Work instructions: Could you revise the Bolt upgrade thread, starting with "Once again I" and going on through "at all possible.", with "wife and son" changed to "family"?

Excerpt to read:
*****
# Upgrading Bolt to 4TB HDD... and transfering programs



## Bradon Thomas (May 24, 2017)

I apologize for posting another thread on this issue, but after reading lately that MFS Tools 3.2 will not work with the Bolt to transfer recordings from one drive to another (1TB to 4TB) I am trying to figure out the best way to accomplish this. 

Once again I apologize if pieces of this have been covered in other places, and hope you guys can bear with me. I have seen so many tool names floating around and so many scenarios that my head is starting to spin a bit... Plus it seems there are many better options for the Bolt if you are willing to lose all recordings, but I really want to try to avoid that for my wife and son if at all possible.

If anyone can help provide some options or insights I would really appreciate it.


Is there a tool or combination of tools that will allow me to do any of the below as options (ideally without messing with the cable card pairing, although certainly not a deal breaker)?

A - copy the recordings fully from the current to new 4TB drive (even if it does not unlock the full capacity on copy), and then expand the new drive to the full 4 TB capacity as a follow-up operation

B - copy my recordings from the current drive to my computer, setup and get the new drive working in the Tivo with no recordings, and then transfer the recordings from my computer back to the Tivo

C - Does anyone have an even better, more simple way


----------



## ThAbtO (Apr 6, 2000)

Use KMTTG to download shows and passes to PC. KMTTG can restore passes and you need PyTivo or PyTivo Dekstop to send back afterwards. I recommend that you do not send shows until you plan to watch them. Keeping them on the PC/NAS is a better/longer storage medium then on the Tivo itself. Plus, it is a backup of your shows.


----------



## CaseyJ (Apr 26, 2017)

Read up on which drive to use. Almost all large 2.5" drives will fail in a few months in a bolt. There's one 3TB that is recommended but none larger.


----------



## Sparky1234 (May 8, 2006)

ThAbtO said:


> Use KMTTG to download shows and passes to PC. KMTTG can restore passes and you need PyTivo or PyTivo Dekstop to send back afterwards. I recommend that you do not send shows until you plan to watch them. Keeping them on the PC/NAS is a better/longer storage medium then on the Tivo itself. Plus, it is a backup of your shows.


Great summary.


----------
*****
Given material:
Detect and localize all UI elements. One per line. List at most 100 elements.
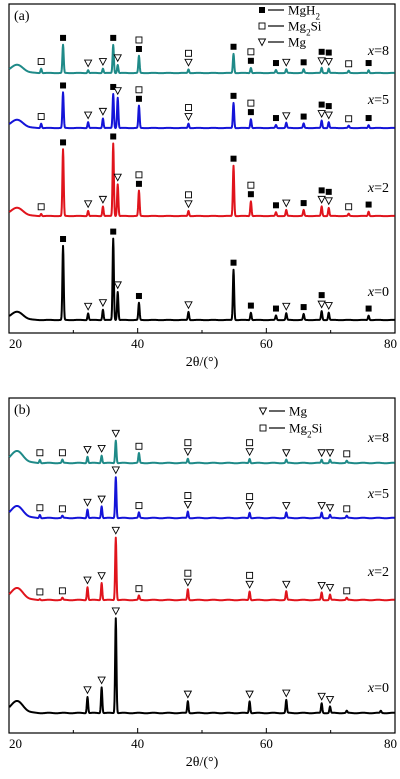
*****
Task output:
Once again I apologize if pieces of this have been covered in other places, and hope you guys can bear with me. I have seen so many tool names floating around and so many scenarios that my head is starting to spin a bit... Plus it seems there are many better options for the Bolt if you are willing to lose all recordings, but I really want to try to avoid that for my family if at all possible.